*EXERCISES TO COMPLETE*.
• 1. Print the section of the Renyi entropy text that begins with the words containing "Claim. Let $X_1,\dots,X_n$" and ends with "for $t \to H(\mu)$.".
• 2. From the entries, output the lines beginning with the one that contains "memory-clock-speed-item[interactable]: Memory Clock" and ending with the one that contains "cpu-ratio-item[interactable]: CPU Ratio", both included and nothing else.

We can get a probability bound in terms of how much $S_n$ exceeds the Renyi entropy $H_{\alpha}$ of $\mu$ (equivalently, worded in terms of the $\ell_{\alpha}$ norm of $\mu$), for any $0 < \alpha < 1$. The unresolved question is if we can to pick $\alpha$ to get a nice closed form of some kind. Maybe someone more clever than I can speak to that.

Claim. Let $X_1,\dots,X_n$ be i.i.d. according to $\mu$ and $Y_i = \log(1/\mu(X_i))$; let $S_n = \frac{1}{n} \sum_{i=1}^n Y_i$. Then for any $0 < \alpha < 1$, \begin{align} \Pr[ S_n \geq t ] &\leq 2^{-n (1-\alpha) \left( t - H_{\alpha}(\mu) \right) } \\ &= 2^{-n \left( (1-\alpha)t - \alpha \log \| \mu \|_{\alpha} \right) } . \end{align} Here I'm writing $\mu = (\mu_1,\dots,\mu_m)$ as a vector of probabilities. Note that $H_{\alpha}$ is decreasing in $\alpha$ and $H_1 = H$, Shannon entropy. So as $n \to \infty$, we can pick $\alpha \to 1$ and get tail bounds for $t \to H(\mu)$.

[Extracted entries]
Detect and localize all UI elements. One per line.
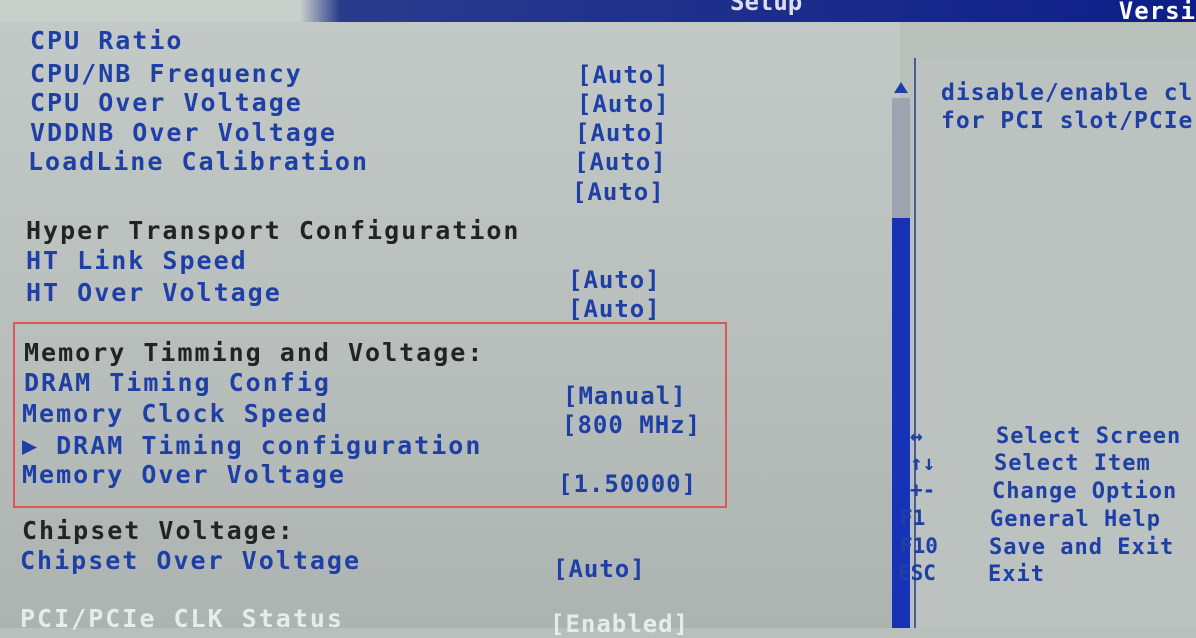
memory-clock-speed-item[interactable]: Memory Clock Speed [22,399,329,428]
version-label: Versi [1118,0,1196,25]
cpu-over-voltage-item[interactable]: CPU Over Voltage [30,88,303,117]
pci-clk-status-item[interactable]: PCI/PCIe CLK Status [20,604,344,633]
up-down-arrows-icon: ↑↓ [910,451,936,475]
title-bar: Setup Versi [0,0,1196,25]
memory-clock-speed-value[interactable]: [800 MHz] [562,411,701,439]
unlabeled-auto-value[interactable]: [Auto] [572,178,665,206]
memory-over-voltage-value[interactable]: [1.50000] [558,470,697,498]
cpu-nb-frequency-item[interactable]: CPU/NB Frequency [30,59,303,88]
ht-link-speed-item[interactable]: HT Link Speed [26,246,248,275]
ht-over-voltage-item[interactable]: HT Over Voltage [26,278,282,307]
f1-key: F1 [900,506,926,530]
settings-panel: CPU Ratio CPU/NB Frequency [Auto] CPU Ov… [0,22,900,638]
key-desc-exit: Exit [988,562,1045,587]
cpu-ratio-item[interactable]: CPU Ratio [30,26,183,55]
chipset-over-voltage-value[interactable]: [Auto] [553,555,646,583]
dram-timing-config-value[interactable]: [Manual] [563,382,687,410]
key-desc-save-and-exit: Save and Exit [989,535,1175,560]
vddnb-over-voltage-value[interactable]: [Auto] [575,119,668,147]
key-desc-select-item: Select Item [994,451,1151,476]
left-right-arrows-icon: ↔ [910,424,923,448]
setup-title: Setup [730,0,803,16]
chipset-heading: Chipset Voltage: [22,516,295,545]
help-panel: disable/enable cl for PCI slot/PCIe ↔ Se… [898,58,1196,628]
hyper-transport-heading: Hyper Transport Configuration [26,216,521,245]
f10-key: F10 [900,534,938,558]
key-desc-change-option: Change Option [992,479,1178,504]
loadline-calibration-item[interactable]: LoadLine Calibration [28,147,369,176]
vddnb-over-voltage-item[interactable]: VDDNB Over Voltage [30,118,337,147]
help-line-1: disable/enable cl [941,80,1194,106]
esc-key: ESC [898,561,936,585]
key-desc-select-screen: Select Screen [996,424,1182,449]
key-desc-general-help: General Help [990,507,1161,532]
ht-over-voltage-value[interactable]: [Auto] [568,295,661,323]
chipset-over-voltage-item[interactable]: Chipset Over Voltage [20,546,361,575]
memory-heading: Memory Timming and Voltage: [24,338,485,367]
cpu-nb-frequency-value[interactable]: [Auto] [577,61,670,89]
memory-over-voltage-item[interactable]: Memory Over Voltage [22,460,346,489]
help-line-2: for PCI slot/PCIe [941,108,1194,134]
loadline-calibration-value[interactable]: [Auto] [574,148,667,176]
ht-link-speed-value[interactable]: [Auto] [568,266,661,294]
scroll-up-arrow-icon[interactable] [894,82,908,93]
pci-clk-status-value[interactable]: [Enabled] [550,610,689,638]
cpu-over-voltage-value[interactable]: [Auto] [577,90,670,118]
dram-timing-config-item[interactable]: DRAM Timing Config [24,368,331,397]
dram-timing-configuration-submenu[interactable]: ▶ DRAM Timing configuration [22,431,482,460]
plus-minus-key: +- [910,478,936,502]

*WRITTEN ANSWERS*.
• 1.
Claim. Let $X_1,\dots,X_n$ be i.i.d. according to $\mu$ and $Y_i = \log(1/\mu(X_i))$; let $S_n = \frac{1}{n} \sum_{i=1}^n Y_i$. Then for any $0 < \alpha < 1$, \begin{align} \Pr[ S_n \geq t ] &\leq 2^{-n (1-\alpha) \left( t - H_{\alpha}(\mu) \right) } \\ &= 2^{-n \left( (1-\alpha)t - \alpha \log \| \mu \|_{\alpha} \right) } . \end{align} Here I'm writing $\mu = (\mu_1,\dots,\mu_m)$ as a vector of probabilities. Note that $H_{\alpha}$ is decreasing in $\alpha$ and $H_1 = H$, Shannon entropy. So as $n \to \infty$, we can pick $\alpha \to 1$ and get tail bounds for $t \to H(\mu)$.

• 2.
memory-clock-speed-item[interactable]: Memory Clock Speed [22,399,329,428]
version-label: Versi [1118,0,1196,25]
cpu-over-voltage-item[interactable]: CPU Over Voltage [30,88,303,117]
pci-clk-status-item[interactable]: PCI/PCIe CLK Status [20,604,344,633]
up-down-arrows-icon: ↑↓ [910,451,936,475]
title-bar: Setup Versi [0,0,1196,25]
memory-clock-speed-value[interactable]: [800 MHz] [562,411,701,439]
unlabeled-auto-value[interactable]: [Auto] [572,178,665,206]
memory-over-voltage-value[interactable]: [1.50000] [558,470,697,498]
cpu-nb-frequency-item[interactable]: CPU/NB Frequency [30,59,303,88]
ht-link-speed-item[interactable]: HT Link Speed [26,246,248,275]
ht-over-voltage-item[interactable]: HT Over Voltage [26,278,282,307]
f1-key: F1 [900,506,926,530]
settings-panel: CPU Ratio CPU/NB Frequency [Auto] CPU Ov… [0,22,900,638]
key-desc-exit: Exit [988,562,1045,587]
cpu-ratio-item[interactable]: CPU Ratio [30,26,183,55]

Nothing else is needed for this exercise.